Stated exercise: Format everything from the line containing "Localize each UI" down to the line containing "item-text: With short" in the listing below as a Markdown table. Use the columns Row and Line, number each line, and leave out blank lines.

--- Begin ---

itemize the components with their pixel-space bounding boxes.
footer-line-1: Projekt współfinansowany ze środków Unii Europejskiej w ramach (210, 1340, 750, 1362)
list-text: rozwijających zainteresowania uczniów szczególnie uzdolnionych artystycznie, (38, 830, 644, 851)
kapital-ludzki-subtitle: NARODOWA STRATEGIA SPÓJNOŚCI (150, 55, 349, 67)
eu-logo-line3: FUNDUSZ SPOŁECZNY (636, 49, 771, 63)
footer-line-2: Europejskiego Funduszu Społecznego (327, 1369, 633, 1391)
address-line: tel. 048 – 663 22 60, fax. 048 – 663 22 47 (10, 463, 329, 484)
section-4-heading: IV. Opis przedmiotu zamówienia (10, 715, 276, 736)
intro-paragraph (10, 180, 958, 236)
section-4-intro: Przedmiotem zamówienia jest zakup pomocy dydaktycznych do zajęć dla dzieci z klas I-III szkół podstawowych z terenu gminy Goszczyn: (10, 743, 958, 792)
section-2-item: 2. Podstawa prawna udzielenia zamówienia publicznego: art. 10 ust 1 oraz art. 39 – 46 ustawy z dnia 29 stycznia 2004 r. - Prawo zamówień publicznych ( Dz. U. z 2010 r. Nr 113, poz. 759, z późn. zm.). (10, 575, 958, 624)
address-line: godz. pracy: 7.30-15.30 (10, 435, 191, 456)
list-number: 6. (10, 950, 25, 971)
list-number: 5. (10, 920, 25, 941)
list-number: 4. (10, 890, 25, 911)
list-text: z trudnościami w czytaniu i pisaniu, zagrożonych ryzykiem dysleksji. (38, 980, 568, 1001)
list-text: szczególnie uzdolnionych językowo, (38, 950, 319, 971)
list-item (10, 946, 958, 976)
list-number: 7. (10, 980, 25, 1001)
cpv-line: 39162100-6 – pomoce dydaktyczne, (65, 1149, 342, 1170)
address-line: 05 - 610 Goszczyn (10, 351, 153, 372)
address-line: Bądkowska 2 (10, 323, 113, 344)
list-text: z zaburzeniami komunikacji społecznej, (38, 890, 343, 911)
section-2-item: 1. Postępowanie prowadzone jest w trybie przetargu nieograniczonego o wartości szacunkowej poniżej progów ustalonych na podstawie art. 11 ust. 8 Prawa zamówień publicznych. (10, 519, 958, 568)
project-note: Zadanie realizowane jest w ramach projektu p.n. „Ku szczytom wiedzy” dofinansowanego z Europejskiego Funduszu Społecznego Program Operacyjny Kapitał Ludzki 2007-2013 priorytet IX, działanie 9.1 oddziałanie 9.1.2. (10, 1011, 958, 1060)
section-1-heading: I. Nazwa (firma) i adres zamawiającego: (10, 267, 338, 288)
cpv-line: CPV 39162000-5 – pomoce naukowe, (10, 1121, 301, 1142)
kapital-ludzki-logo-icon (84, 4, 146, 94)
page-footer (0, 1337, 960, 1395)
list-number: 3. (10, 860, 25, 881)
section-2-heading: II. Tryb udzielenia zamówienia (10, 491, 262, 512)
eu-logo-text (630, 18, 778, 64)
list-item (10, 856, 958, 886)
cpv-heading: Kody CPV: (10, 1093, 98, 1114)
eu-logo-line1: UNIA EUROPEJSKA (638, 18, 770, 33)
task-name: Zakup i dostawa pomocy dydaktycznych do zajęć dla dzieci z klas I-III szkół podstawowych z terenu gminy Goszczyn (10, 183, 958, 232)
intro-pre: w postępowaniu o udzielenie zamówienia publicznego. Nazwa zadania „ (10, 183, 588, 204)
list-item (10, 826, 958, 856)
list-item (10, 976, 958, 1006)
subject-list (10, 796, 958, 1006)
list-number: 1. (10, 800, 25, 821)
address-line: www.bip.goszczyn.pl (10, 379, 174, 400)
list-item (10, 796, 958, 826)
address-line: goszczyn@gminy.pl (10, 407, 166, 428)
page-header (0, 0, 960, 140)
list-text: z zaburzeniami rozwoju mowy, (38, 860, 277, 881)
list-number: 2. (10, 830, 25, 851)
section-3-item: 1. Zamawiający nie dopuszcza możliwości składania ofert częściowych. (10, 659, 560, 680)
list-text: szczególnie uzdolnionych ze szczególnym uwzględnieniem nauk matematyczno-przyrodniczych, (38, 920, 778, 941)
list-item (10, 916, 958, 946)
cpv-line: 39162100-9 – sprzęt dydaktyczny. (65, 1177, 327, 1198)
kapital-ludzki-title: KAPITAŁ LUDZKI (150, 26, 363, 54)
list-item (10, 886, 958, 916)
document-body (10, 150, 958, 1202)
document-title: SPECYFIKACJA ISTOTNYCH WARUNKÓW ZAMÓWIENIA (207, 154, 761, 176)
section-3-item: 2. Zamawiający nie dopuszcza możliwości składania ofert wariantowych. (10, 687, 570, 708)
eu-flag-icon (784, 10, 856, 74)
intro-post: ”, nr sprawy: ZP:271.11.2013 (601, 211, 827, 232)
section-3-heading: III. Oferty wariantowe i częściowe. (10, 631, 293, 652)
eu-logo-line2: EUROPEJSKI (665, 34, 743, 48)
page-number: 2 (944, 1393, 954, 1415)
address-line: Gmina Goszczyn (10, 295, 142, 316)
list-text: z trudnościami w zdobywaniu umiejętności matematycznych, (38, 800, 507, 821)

--- End ---
--- Begin ---

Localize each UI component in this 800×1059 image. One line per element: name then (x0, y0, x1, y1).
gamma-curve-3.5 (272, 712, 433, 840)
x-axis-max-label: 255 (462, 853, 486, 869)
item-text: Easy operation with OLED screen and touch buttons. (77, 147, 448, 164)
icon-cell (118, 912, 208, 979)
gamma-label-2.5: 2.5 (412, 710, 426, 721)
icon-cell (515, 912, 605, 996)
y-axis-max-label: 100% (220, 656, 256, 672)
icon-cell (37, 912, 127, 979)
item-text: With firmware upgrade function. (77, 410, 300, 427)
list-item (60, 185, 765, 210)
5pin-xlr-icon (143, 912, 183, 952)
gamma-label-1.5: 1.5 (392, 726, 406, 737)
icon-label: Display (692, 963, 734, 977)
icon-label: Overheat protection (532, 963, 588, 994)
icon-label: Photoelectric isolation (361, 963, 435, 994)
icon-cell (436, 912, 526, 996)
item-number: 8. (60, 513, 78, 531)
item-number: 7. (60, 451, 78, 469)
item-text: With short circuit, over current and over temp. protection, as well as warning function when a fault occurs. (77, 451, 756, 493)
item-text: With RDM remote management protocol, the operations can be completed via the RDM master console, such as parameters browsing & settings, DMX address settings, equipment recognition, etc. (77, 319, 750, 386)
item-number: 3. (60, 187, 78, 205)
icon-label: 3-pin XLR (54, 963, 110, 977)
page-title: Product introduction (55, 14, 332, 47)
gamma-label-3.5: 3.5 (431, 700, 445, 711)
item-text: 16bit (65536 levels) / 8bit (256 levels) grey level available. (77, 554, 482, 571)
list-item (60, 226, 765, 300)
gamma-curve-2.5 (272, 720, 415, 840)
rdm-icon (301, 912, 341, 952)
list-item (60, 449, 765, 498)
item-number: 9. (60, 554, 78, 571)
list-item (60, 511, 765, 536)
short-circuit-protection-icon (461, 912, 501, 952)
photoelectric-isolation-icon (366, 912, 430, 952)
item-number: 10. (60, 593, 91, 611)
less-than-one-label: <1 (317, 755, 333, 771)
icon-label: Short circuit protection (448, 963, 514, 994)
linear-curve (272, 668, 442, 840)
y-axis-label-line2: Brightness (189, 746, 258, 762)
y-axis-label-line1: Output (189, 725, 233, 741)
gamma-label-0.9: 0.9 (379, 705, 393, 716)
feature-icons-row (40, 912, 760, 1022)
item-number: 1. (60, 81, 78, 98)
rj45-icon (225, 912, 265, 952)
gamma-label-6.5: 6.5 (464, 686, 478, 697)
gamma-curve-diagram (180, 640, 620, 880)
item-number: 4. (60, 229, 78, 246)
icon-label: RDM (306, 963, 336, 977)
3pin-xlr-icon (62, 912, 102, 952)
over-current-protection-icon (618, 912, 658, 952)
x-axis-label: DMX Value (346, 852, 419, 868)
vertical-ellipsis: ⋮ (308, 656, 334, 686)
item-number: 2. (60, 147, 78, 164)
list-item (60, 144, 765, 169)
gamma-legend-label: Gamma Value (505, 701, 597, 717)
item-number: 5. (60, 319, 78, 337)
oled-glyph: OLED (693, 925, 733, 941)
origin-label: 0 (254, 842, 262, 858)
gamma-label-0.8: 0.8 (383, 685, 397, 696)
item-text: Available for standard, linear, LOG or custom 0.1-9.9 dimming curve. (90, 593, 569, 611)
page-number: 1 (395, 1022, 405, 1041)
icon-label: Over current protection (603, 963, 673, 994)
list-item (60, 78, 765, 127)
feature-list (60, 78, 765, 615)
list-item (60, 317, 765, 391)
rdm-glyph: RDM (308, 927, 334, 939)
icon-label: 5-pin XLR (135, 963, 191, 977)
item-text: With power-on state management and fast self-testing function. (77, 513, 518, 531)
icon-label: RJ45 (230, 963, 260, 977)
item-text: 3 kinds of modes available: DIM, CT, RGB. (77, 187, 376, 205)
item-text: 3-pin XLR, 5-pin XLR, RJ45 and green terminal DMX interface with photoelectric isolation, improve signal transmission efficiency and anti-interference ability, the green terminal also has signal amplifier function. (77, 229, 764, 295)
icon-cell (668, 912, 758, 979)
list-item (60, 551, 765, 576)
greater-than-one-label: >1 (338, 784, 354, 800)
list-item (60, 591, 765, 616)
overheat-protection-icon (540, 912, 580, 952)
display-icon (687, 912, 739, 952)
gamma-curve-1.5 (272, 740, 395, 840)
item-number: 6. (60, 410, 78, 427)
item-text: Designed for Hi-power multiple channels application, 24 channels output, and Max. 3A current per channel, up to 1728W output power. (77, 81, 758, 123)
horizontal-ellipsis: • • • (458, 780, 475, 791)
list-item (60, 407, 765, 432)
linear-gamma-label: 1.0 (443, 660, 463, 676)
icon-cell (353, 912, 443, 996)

--- End ---
--- Begin ---

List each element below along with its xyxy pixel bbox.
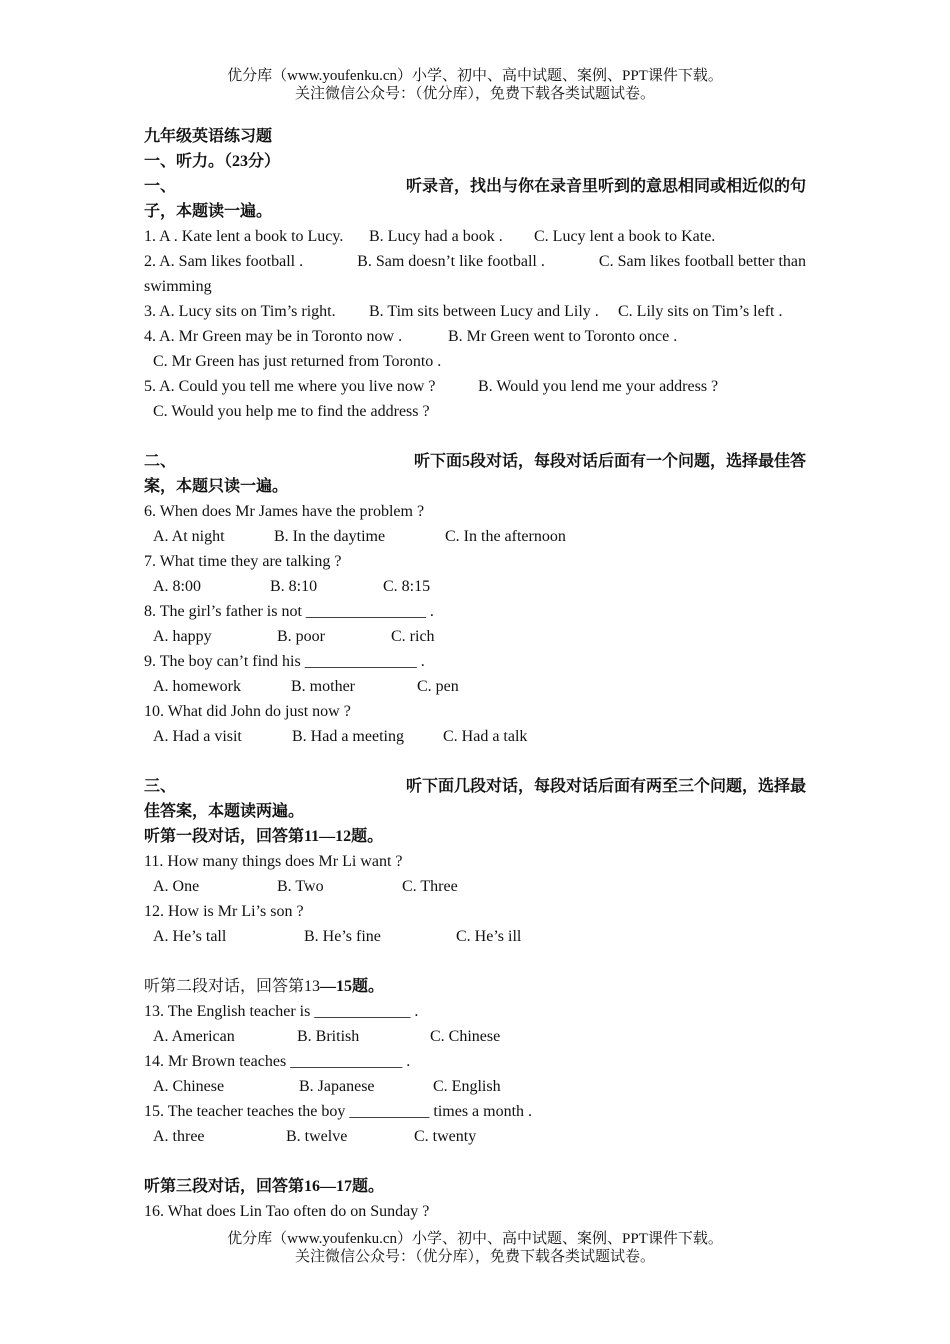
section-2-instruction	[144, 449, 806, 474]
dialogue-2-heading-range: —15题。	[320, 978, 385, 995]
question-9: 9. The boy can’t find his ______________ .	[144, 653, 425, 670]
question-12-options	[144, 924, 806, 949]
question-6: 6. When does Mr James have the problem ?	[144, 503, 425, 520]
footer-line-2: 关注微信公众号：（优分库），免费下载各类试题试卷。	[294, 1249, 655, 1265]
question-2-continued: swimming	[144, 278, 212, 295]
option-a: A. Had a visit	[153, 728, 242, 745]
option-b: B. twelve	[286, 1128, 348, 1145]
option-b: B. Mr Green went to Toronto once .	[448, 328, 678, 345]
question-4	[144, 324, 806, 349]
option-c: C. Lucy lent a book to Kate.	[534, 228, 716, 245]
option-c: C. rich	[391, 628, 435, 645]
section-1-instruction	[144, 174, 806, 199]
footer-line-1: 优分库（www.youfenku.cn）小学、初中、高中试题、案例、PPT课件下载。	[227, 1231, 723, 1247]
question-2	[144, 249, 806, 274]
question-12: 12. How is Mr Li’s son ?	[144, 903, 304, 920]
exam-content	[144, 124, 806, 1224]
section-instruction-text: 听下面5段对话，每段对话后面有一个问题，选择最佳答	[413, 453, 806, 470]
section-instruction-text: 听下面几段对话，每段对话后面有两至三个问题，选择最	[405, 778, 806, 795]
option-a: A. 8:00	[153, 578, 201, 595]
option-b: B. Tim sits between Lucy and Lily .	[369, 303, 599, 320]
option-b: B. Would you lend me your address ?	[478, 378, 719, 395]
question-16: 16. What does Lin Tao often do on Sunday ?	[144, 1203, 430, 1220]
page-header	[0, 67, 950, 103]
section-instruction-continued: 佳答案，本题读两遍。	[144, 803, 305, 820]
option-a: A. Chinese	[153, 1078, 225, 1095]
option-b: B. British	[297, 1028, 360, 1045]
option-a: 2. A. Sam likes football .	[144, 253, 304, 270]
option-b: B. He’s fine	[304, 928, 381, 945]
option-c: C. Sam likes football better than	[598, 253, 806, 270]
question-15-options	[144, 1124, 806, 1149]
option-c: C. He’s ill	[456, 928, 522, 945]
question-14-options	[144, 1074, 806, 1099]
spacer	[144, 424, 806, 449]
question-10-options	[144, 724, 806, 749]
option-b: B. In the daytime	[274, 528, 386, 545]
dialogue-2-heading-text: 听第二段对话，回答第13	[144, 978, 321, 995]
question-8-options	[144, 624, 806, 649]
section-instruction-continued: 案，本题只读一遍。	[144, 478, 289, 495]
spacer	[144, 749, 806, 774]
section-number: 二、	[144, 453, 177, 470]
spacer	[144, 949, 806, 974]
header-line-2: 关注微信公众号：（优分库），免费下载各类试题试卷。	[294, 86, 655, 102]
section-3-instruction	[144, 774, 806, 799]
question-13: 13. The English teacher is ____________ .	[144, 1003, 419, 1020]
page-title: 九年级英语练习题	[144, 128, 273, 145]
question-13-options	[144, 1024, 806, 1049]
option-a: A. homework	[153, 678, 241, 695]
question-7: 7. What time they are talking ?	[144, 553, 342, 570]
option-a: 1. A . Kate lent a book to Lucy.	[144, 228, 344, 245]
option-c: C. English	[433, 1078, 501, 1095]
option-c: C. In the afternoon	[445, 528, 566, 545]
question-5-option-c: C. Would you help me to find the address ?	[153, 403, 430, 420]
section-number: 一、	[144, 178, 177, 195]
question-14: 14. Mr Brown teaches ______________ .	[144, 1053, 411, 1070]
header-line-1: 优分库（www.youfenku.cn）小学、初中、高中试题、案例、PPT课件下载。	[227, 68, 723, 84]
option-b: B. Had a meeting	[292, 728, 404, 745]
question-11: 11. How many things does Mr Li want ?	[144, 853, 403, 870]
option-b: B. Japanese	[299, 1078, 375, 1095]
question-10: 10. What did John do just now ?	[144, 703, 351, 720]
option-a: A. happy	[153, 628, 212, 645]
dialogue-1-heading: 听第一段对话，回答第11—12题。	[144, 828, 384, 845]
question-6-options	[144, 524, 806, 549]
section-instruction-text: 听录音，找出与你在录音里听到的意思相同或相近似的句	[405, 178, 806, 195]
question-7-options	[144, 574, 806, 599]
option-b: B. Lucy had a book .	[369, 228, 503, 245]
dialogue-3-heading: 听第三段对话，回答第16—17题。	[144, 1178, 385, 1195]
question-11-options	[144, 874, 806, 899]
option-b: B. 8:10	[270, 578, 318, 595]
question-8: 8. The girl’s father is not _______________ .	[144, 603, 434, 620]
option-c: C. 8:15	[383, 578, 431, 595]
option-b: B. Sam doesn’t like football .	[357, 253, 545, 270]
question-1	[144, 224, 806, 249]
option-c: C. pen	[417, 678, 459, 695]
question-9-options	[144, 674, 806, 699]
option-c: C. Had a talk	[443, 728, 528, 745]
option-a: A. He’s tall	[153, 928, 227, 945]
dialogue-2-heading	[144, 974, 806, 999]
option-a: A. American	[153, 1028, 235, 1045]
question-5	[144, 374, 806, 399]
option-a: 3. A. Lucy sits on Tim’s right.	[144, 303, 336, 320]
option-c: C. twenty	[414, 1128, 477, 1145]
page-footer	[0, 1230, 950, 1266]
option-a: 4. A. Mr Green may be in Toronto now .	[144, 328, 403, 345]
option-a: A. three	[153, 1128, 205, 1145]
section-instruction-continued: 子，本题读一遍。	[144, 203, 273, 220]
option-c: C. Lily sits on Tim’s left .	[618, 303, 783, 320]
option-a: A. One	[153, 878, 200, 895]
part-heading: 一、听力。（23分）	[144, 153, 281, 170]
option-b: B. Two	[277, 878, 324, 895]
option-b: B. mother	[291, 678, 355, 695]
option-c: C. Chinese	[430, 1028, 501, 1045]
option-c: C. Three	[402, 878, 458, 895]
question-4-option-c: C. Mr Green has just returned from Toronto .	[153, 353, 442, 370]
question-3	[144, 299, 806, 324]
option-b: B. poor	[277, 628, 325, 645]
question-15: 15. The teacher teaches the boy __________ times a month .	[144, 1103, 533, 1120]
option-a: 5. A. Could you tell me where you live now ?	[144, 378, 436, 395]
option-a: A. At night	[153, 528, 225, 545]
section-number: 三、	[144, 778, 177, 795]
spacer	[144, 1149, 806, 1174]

--- End ---

Reply:
| Row | Line |
|---|---|
| 1 | Localize each UI component in this 800×1059 image. One line per element: name then (x0, y0, x1, y1). |
| 2 | gamma-curve-3.5 (272, 712, 433, 840) |
| 3 | x-axis-max-label: 255 (462, 853, 486, 869) |
| 4 | item-text: Easy operation with OLED screen and touch buttons. (77, 147, 448, 164) |
| 5 | icon-cell (118, 912, 208, 979) |
| 6 | gamma-label-2.5: 2.5 (412, 710, 426, 721) |
| 7 | icon-cell (515, 912, 605, 996) |
| 8 | y-axis-max-label: 100% (220, 656, 256, 672) |
| 9 | icon-cell (37, 912, 127, 979) |
| 10 | item-text: With firmware upgrade function. (77, 410, 300, 427) |
| 11 | list-item (60, 185, 765, 210) |
| 12 | 5pin-xlr-icon (143, 912, 183, 952) |
| 13 | gamma-label-1.5: 1.5 (392, 726, 406, 737) |
| 14 | icon-label: Display (692, 963, 734, 977) |
| 15 | icon-label: Overheat protection (532, 963, 588, 994) |
| 16 | icon-label: Photoelectric isolation (361, 963, 435, 994) |
| 17 | icon-cell (436, 912, 526, 996) |
| 18 | item-number: 8. (60, 513, 78, 531) |
| 19 | item-number: 7. (60, 451, 78, 469) |
| 20 | item-text: With short circuit, over current and over temp. protection, as well as warning function when a fault occurs. (77, 451, 756, 493) |